### [RECORDS FOR THIS TASK]

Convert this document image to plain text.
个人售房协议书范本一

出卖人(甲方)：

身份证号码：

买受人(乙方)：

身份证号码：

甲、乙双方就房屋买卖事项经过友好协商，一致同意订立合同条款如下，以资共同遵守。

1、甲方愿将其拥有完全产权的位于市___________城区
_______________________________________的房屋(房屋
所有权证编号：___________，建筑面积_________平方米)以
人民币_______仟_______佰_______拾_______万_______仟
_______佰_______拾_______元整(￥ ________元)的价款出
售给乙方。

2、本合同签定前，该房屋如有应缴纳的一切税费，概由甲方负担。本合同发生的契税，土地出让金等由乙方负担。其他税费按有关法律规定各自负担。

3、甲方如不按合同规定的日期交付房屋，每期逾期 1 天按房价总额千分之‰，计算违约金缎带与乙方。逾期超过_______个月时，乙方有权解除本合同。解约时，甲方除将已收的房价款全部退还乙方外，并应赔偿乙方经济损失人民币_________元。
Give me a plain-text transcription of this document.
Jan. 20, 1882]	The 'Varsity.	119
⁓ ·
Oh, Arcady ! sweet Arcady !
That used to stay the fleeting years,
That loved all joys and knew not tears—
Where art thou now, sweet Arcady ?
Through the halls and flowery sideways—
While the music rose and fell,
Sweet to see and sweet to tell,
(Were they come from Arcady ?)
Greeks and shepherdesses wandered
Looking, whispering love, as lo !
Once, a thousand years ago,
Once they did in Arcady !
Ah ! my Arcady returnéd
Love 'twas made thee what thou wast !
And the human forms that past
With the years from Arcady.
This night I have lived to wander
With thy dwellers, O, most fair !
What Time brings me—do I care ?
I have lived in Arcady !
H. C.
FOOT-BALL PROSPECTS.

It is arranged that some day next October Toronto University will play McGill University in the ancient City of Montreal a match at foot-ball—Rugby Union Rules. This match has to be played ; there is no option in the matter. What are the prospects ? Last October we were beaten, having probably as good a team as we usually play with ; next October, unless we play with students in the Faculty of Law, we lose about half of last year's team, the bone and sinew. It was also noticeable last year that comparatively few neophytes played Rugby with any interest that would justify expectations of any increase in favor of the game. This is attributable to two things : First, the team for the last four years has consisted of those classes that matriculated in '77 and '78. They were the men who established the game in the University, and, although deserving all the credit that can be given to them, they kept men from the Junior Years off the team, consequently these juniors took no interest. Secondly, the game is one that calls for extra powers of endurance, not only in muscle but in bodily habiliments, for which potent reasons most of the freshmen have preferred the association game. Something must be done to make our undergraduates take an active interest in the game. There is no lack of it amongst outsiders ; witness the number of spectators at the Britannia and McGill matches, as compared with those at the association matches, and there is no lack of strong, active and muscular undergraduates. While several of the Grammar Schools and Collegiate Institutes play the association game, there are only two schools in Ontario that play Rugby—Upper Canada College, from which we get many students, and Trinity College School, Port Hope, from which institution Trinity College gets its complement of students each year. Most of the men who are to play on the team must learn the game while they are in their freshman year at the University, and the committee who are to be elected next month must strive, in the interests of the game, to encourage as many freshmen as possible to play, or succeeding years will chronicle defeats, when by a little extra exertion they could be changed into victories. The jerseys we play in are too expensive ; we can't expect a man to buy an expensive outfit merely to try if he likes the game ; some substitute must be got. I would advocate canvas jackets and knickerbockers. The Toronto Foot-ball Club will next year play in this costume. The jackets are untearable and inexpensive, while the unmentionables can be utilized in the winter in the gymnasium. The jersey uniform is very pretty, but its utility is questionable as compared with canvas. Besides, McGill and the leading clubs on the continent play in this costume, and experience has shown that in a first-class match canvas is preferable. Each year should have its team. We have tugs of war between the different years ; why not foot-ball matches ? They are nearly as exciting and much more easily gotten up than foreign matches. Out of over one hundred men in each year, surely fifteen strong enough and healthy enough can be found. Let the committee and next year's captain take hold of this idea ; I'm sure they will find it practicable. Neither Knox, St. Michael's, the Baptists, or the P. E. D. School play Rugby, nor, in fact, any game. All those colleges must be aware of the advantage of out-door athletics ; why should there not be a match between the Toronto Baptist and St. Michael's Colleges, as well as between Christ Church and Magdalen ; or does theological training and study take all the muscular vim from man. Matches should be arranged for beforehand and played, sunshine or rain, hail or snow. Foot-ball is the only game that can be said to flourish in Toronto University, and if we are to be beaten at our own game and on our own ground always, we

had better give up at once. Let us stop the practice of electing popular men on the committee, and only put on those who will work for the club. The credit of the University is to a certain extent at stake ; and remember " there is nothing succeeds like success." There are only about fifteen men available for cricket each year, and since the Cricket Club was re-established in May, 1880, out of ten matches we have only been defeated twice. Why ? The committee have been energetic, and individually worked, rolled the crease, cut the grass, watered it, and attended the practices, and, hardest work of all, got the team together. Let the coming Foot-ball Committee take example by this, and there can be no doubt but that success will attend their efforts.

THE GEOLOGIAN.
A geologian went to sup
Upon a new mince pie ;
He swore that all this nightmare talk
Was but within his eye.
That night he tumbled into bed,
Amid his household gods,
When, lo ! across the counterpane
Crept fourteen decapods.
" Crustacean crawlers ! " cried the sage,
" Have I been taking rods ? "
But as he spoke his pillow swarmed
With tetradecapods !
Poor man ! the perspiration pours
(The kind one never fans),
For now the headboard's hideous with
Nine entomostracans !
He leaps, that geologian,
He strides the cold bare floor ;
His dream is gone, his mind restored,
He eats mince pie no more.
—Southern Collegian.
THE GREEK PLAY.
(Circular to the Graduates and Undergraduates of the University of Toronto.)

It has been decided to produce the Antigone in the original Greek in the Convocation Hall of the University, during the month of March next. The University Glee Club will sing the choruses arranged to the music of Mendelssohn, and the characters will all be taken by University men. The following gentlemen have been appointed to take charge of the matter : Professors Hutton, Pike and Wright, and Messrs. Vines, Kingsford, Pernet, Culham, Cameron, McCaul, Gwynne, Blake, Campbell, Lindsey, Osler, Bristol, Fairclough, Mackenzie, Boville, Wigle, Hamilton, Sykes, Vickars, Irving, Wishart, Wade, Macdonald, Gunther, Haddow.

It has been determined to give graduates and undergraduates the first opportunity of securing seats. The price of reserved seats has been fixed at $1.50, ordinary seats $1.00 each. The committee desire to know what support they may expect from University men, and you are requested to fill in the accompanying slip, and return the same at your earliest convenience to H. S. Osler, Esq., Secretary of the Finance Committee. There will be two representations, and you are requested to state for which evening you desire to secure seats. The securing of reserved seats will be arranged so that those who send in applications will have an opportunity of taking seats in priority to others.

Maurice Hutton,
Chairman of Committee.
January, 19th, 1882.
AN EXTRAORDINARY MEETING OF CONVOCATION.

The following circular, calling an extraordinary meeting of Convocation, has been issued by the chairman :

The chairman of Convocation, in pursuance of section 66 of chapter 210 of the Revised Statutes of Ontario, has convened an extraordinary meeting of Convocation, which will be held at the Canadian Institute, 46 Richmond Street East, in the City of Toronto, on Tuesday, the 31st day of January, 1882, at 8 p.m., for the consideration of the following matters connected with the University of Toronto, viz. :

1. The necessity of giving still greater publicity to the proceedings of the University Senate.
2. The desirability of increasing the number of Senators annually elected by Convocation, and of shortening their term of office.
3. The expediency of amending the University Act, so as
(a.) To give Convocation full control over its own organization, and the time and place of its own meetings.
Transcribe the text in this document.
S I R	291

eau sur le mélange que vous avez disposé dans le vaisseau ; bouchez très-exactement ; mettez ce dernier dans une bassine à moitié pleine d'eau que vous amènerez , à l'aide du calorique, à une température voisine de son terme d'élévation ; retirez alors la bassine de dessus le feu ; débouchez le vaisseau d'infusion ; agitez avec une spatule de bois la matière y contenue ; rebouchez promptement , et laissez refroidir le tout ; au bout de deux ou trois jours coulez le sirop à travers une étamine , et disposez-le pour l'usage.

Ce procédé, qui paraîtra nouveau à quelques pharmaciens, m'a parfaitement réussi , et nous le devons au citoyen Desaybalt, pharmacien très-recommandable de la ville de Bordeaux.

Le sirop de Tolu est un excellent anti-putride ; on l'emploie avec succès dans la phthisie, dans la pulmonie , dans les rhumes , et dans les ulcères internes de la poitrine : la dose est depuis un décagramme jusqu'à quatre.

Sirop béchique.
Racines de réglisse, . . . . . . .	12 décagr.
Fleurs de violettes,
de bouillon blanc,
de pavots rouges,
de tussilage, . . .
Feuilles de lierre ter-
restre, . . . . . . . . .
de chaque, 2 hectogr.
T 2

### [SHORT TASK]
Check every line of the data above for the string "plain", and copy those that have it.

### [TASK RESPONSE]
Convert this document image to plain text.
Give me a plain-text transcription of this document.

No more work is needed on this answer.